__SHORT EXERCISE__
Below is the data. Give it again, complete and exact.

__DATA SHOWN__

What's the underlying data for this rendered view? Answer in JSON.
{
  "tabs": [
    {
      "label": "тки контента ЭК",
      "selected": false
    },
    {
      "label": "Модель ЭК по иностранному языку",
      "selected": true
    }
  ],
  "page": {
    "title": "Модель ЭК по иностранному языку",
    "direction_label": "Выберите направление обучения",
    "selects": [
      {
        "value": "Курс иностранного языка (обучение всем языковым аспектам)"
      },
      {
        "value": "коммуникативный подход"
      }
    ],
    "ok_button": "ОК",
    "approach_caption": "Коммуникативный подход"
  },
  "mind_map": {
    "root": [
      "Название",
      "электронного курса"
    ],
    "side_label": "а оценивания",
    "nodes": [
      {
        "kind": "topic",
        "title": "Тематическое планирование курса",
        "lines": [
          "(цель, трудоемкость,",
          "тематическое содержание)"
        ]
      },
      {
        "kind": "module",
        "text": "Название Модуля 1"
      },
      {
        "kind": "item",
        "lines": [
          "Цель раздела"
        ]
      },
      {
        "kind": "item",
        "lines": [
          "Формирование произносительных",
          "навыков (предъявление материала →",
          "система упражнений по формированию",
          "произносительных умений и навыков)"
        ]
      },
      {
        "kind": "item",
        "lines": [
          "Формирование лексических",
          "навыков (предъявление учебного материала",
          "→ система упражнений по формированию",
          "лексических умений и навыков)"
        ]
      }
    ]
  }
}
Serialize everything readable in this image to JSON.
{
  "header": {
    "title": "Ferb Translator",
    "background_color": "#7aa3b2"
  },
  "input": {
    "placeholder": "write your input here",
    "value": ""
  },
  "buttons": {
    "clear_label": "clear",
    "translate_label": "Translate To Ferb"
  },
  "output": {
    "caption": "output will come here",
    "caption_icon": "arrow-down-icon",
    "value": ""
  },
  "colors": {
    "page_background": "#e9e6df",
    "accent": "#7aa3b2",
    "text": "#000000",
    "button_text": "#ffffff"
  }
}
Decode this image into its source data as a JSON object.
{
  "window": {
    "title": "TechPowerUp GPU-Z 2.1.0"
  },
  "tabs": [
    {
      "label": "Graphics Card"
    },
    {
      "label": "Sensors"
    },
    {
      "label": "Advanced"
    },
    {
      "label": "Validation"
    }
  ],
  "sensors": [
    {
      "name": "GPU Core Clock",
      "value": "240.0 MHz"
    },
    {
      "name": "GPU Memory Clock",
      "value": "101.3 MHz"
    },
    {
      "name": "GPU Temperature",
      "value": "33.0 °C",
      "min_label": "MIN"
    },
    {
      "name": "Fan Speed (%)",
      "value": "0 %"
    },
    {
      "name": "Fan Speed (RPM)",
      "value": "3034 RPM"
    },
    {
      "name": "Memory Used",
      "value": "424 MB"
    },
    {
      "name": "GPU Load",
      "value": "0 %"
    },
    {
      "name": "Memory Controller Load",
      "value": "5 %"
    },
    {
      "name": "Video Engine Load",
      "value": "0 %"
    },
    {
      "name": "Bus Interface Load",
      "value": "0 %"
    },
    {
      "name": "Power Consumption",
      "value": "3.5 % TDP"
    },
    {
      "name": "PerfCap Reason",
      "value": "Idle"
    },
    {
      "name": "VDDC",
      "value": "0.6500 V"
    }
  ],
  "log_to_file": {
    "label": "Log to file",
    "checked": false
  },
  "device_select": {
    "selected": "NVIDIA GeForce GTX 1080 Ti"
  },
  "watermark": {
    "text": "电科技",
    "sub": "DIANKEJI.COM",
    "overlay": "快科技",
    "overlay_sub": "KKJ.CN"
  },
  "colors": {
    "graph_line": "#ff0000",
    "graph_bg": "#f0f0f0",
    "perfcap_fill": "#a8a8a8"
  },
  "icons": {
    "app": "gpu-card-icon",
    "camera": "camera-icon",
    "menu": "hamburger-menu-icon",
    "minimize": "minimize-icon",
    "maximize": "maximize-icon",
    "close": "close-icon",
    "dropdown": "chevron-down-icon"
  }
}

__THE ANSWER__
What's the underlying data for this rendered view? Answer in JSON.
{
  "tabs": [
    {
      "label": "тки контента ЭК",
      "selected": false
    },
    {
      "label": "Модель ЭК по иностранному языку",
      "selected": true
    }
  ],
  "page": {
    "title": "Модель ЭК по иностранному языку",
    "direction_label": "Выберите направление обучения",
    "selects": [
      {
        "value": "Курс иностранного языка (обучение всем языковым аспектам)"
      },
      {
        "value": "коммуникативный подход"
      }
    ],
    "ok_button": "ОК",
    "approach_caption": "Коммуникативный подход"
  },
  "mind_map": {
    "root": [
      "Название",
      "электронного курса"
    ],
    "side_label": "а оценивания",
    "nodes": [
      {
        "kind": "topic",
        "title": "Тематическое планирование курса",
        "lines": [
          "(цель, трудоемкость,",
          "тематическое содержание)"
        ]
      },
      {
        "kind": "module",
        "text": "Название Модуля 1"
      },
      {
        "kind": "item",
        "lines": [
          "Цель раздела"
        ]
      },
      {
        "kind": "item",
        "lines": [
          "Формирование произносительных",
          "навыков (предъявление материала →",
          "система упражнений по формированию",
          "произносительных умений и навыков)"
        ]
      },
      {
        "kind": "item",
        "lines": [
          "Формирование лексических",
          "навыков (предъявление учебного материала",
          "→ система упражнений по формированию",
          "лексических умений и навыков)"
        ]
      }
    ]
  }
}
Serialize everything readable in this image to JSON.
{
  "header": {
    "title": "Ferb Translator",
    "background_color": "#7aa3b2"
  },
  "input": {
    "placeholder": "write your input here",
    "value": ""
  },
  "buttons": {
    "clear_label": "clear",
    "translate_label": "Translate To Ferb"
  },
  "output": {
    "caption": "output will come here",
    "caption_icon": "arrow-down-icon",
    "value": ""
  },
  "colors": {
    "page_background": "#e9e6df",
    "accent": "#7aa3b2",
    "text": "#000000",
    "button_text": "#ffffff"
  }
}
Decode this image into its source data as a JSON object.
{
  "window": {
    "title": "TechPowerUp GPU-Z 2.1.0"
  },
  "tabs": [
    {
      "label": "Graphics Card"
    },
    {
      "label": "Sensors"
    },
    {
      "label": "Advanced"
    },
    {
      "label": "Validation"
    }
  ],
  "sensors": [
    {
      "name": "GPU Core Clock",
      "value": "240.0 MHz"
    },
    {
      "name": "GPU Memory Clock",
      "value": "101.3 MHz"
    },
    {
      "name": "GPU Temperature",
      "value": "33.0 °C",
      "min_label": "MIN"
    },
    {
      "name": "Fan Speed (%)",
      "value": "0 %"
    },
    {
      "name": "Fan Speed (RPM)",
      "value": "3034 RPM"
    },
    {
      "name": "Memory Used",
      "value": "424 MB"
    },
    {
      "name": "GPU Load",
      "value": "0 %"
    },
    {
      "name": "Memory Controller Load",
      "value": "5 %"
    },
    {
      "name": "Video Engine Load",
      "value": "0 %"
    },
    {
      "name": "Bus Interface Load",
      "value": "0 %"
    },
    {
      "name": "Power Consumption",
      "value": "3.5 % TDP"
    },
    {
      "name": "PerfCap Reason",
      "value": "Idle"
    },
    {
      "name": "VDDC",
      "value": "0.6500 V"
    }
  ],
  "log_to_file": {
    "label": "Log to file",
    "checked": false
  },
  "device_select": {
    "selected": "NVIDIA GeForce GTX 1080 Ti"
  },
  "watermark": {
    "text": "电科技",
    "sub": "DIANKEJI.COM",
    "overlay": "快科技",
    "overlay_sub": "KKJ.CN"
  },
  "colors": {
    "graph_line": "#ff0000",
    "graph_bg": "#f0f0f0",
    "perfcap_fill": "#a8a8a8"
  },
  "icons": {
    "app": "gpu-card-icon",
    "camera": "camera-icon",
    "menu": "hamburger-menu-icon",
    "minimize": "minimize-icon",
    "maximize": "maximize-icon",
    "close": "close-icon",
    "dropdown": "chevron-down-icon"
  }
}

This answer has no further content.